DATA SUPPLIED ::

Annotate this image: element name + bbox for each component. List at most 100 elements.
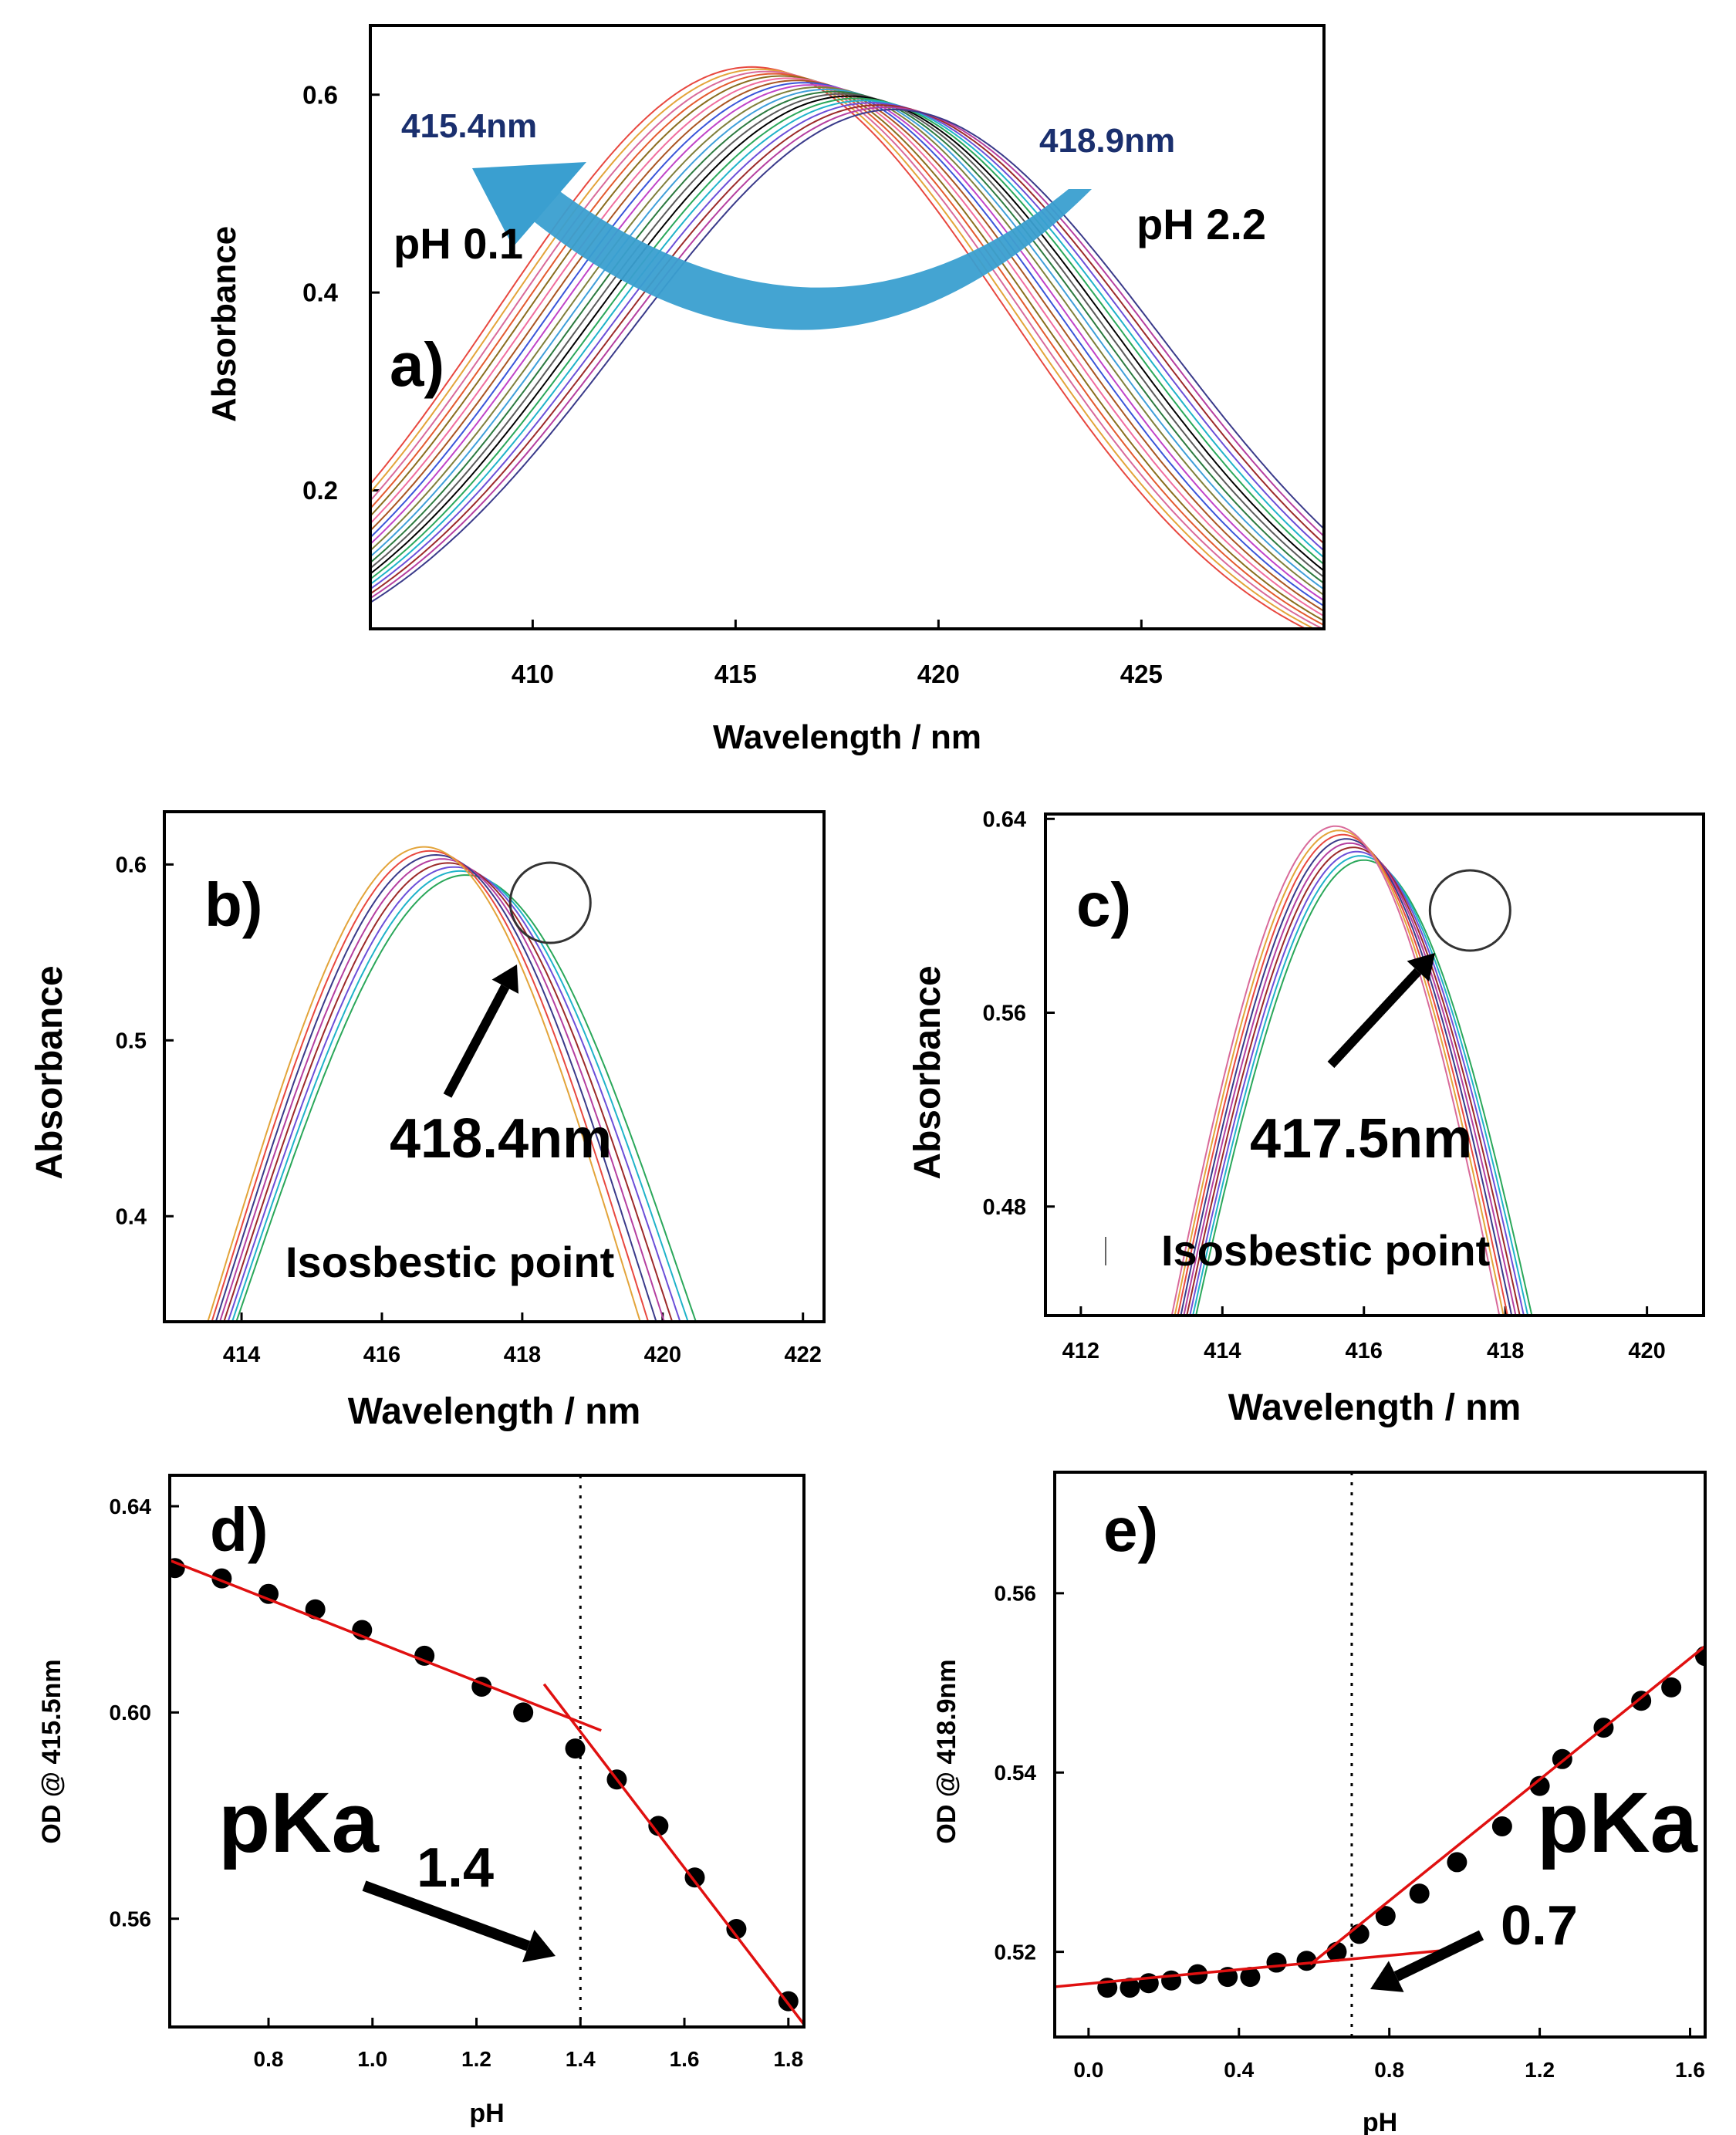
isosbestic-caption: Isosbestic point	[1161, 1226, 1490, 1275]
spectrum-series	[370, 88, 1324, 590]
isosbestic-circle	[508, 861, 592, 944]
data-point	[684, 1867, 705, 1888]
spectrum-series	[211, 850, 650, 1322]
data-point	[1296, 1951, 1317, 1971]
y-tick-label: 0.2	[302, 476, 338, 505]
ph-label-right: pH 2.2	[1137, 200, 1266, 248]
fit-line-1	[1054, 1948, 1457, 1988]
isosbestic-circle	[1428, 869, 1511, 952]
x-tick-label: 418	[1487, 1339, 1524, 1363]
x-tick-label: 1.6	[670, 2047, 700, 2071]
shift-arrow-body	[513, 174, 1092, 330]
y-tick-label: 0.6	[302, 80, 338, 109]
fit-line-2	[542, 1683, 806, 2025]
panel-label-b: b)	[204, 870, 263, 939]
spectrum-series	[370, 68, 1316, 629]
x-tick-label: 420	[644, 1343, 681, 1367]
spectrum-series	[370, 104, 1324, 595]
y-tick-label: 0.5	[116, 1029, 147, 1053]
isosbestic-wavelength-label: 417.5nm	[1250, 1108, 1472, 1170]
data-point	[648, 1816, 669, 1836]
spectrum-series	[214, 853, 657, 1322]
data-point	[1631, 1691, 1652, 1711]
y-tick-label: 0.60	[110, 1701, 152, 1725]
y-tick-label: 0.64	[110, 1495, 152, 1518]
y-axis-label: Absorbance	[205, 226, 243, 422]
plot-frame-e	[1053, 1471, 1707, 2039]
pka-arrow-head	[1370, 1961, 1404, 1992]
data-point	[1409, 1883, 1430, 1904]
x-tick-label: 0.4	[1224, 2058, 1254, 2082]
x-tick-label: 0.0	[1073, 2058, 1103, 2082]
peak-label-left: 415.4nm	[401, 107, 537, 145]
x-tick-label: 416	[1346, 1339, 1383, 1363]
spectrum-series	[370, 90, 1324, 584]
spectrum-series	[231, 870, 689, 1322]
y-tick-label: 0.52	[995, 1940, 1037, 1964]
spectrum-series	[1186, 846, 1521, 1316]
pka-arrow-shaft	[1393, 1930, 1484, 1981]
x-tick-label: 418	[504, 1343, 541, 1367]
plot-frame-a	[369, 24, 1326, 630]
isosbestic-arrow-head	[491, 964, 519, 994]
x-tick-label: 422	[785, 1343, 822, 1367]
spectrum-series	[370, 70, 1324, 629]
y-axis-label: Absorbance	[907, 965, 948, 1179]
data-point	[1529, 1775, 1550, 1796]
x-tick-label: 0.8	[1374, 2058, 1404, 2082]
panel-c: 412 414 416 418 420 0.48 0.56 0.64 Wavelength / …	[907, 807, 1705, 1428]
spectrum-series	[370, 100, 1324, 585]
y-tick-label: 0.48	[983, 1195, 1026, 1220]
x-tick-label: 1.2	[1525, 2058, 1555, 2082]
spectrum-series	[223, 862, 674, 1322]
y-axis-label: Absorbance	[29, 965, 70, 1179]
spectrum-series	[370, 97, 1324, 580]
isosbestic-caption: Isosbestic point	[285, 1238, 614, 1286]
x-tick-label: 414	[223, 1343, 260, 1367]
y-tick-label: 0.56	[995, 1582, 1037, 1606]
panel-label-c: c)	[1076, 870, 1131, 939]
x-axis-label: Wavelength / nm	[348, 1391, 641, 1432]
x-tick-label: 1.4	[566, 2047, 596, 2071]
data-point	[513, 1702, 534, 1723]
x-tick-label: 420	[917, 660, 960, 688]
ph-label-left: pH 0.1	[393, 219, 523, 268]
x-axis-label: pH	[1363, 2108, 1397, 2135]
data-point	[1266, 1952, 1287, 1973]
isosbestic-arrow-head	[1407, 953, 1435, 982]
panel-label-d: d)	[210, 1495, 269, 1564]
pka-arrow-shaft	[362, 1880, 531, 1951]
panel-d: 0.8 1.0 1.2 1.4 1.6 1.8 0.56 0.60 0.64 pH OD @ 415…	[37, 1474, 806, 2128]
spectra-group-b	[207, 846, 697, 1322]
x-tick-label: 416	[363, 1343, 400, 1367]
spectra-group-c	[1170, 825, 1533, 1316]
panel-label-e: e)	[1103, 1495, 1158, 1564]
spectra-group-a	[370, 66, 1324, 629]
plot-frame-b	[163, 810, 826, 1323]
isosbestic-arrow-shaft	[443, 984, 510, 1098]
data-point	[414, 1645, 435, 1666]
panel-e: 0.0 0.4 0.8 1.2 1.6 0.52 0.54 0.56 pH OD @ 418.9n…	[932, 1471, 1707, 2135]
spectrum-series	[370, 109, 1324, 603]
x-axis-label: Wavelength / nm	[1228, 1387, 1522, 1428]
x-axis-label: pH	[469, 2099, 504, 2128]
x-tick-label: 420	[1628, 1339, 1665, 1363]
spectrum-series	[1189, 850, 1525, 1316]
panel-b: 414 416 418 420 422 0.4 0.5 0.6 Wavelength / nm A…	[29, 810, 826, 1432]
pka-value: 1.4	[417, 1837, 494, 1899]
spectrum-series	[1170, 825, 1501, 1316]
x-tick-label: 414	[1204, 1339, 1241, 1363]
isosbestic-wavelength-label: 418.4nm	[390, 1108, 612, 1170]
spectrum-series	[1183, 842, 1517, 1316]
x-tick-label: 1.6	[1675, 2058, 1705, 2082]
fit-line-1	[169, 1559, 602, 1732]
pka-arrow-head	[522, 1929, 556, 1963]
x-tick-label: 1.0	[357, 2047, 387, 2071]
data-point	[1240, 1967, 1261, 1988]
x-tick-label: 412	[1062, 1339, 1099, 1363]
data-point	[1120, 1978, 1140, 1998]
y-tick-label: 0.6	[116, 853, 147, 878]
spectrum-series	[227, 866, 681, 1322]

...

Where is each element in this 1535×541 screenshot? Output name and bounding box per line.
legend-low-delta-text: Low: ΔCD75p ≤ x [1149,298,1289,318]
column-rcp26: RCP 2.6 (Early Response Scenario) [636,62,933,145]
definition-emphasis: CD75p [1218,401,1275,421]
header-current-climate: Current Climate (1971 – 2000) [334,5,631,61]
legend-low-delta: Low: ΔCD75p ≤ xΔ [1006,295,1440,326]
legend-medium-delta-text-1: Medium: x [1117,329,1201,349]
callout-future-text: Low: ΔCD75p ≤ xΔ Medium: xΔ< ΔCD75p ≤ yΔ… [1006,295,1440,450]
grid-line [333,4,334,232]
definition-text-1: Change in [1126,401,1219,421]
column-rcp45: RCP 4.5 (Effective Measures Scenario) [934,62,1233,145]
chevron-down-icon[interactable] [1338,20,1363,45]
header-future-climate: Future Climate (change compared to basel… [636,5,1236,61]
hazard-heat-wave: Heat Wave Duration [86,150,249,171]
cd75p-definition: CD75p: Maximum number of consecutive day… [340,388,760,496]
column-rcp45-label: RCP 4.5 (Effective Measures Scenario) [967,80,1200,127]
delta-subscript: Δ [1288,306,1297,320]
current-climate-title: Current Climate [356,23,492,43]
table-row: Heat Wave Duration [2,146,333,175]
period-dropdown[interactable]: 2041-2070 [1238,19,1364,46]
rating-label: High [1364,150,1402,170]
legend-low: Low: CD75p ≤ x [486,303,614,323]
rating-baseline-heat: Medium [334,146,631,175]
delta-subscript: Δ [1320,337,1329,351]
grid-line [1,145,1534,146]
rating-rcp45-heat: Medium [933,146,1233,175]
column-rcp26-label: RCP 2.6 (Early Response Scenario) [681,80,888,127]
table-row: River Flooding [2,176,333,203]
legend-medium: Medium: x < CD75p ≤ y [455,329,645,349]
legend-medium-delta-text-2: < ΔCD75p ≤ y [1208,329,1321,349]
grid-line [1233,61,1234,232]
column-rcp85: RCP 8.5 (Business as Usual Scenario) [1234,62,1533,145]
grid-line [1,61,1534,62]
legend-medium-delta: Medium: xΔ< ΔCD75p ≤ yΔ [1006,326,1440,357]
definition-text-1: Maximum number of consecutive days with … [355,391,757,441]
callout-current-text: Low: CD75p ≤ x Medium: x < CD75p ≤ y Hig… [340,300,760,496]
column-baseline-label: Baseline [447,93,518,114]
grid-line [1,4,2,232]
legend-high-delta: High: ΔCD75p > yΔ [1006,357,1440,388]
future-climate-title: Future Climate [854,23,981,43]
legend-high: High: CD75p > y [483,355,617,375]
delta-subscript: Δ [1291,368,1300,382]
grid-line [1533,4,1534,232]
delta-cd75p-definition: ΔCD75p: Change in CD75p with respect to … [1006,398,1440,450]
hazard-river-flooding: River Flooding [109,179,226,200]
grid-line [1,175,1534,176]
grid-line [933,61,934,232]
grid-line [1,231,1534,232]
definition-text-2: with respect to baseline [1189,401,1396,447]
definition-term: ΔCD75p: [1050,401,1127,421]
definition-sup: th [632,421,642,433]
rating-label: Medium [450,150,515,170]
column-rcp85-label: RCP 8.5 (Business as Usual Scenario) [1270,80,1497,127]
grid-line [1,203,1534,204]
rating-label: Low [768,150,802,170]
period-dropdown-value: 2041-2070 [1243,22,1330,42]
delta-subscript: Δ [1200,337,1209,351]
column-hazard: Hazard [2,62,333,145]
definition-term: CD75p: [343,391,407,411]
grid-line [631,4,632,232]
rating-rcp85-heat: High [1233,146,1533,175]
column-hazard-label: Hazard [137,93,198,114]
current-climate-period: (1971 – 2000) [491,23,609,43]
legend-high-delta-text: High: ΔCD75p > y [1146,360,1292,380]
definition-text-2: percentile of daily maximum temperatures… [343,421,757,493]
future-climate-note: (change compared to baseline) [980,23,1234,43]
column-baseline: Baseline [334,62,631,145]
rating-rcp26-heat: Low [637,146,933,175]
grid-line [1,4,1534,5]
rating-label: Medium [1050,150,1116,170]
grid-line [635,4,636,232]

YOUR OBJECTIVE :: Reproduce verbatim the listing lines from the line with "1226, 1490, 1275]" up to and including the line with "1471, 1707, 2039]".

RESPONSE TO THIS EXERCISE ::
isosbestic-caption: Isosbestic point	[1161, 1226, 1490, 1275]
spectrum-series	[370, 88, 1324, 590]
isosbestic-circle	[508, 861, 592, 944]
data-point	[684, 1867, 705, 1888]
spectrum-series	[211, 850, 650, 1322]
data-point	[1296, 1951, 1317, 1971]
y-tick-label: 0.2	[302, 476, 338, 505]
ph-label-right: pH 2.2	[1137, 200, 1266, 248]
fit-line-1	[1054, 1948, 1457, 1988]
isosbestic-circle	[1428, 869, 1511, 952]
x-tick-label: 418	[1487, 1339, 1524, 1363]
x-tick-label: 1.6	[670, 2047, 700, 2071]
shift-arrow-body	[513, 174, 1092, 330]
y-tick-label: 0.6	[302, 80, 338, 109]
fit-line-2	[542, 1683, 806, 2025]
panel-label-b: b)	[204, 870, 263, 939]
spectrum-series	[370, 68, 1316, 629]
x-tick-label: 420	[644, 1343, 681, 1367]
spectrum-series	[370, 104, 1324, 595]
y-tick-label: 0.5	[116, 1029, 147, 1053]
isosbestic-wavelength-label: 417.5nm	[1250, 1108, 1472, 1170]
data-point	[648, 1816, 669, 1836]
spectrum-series	[214, 853, 657, 1322]
data-point	[1631, 1691, 1652, 1711]
y-tick-label: 0.60	[110, 1701, 152, 1725]
y-tick-label: 0.64	[110, 1495, 152, 1518]
y-axis-label: Absorbance	[205, 226, 243, 422]
plot-frame-e	[1053, 1471, 1707, 2039]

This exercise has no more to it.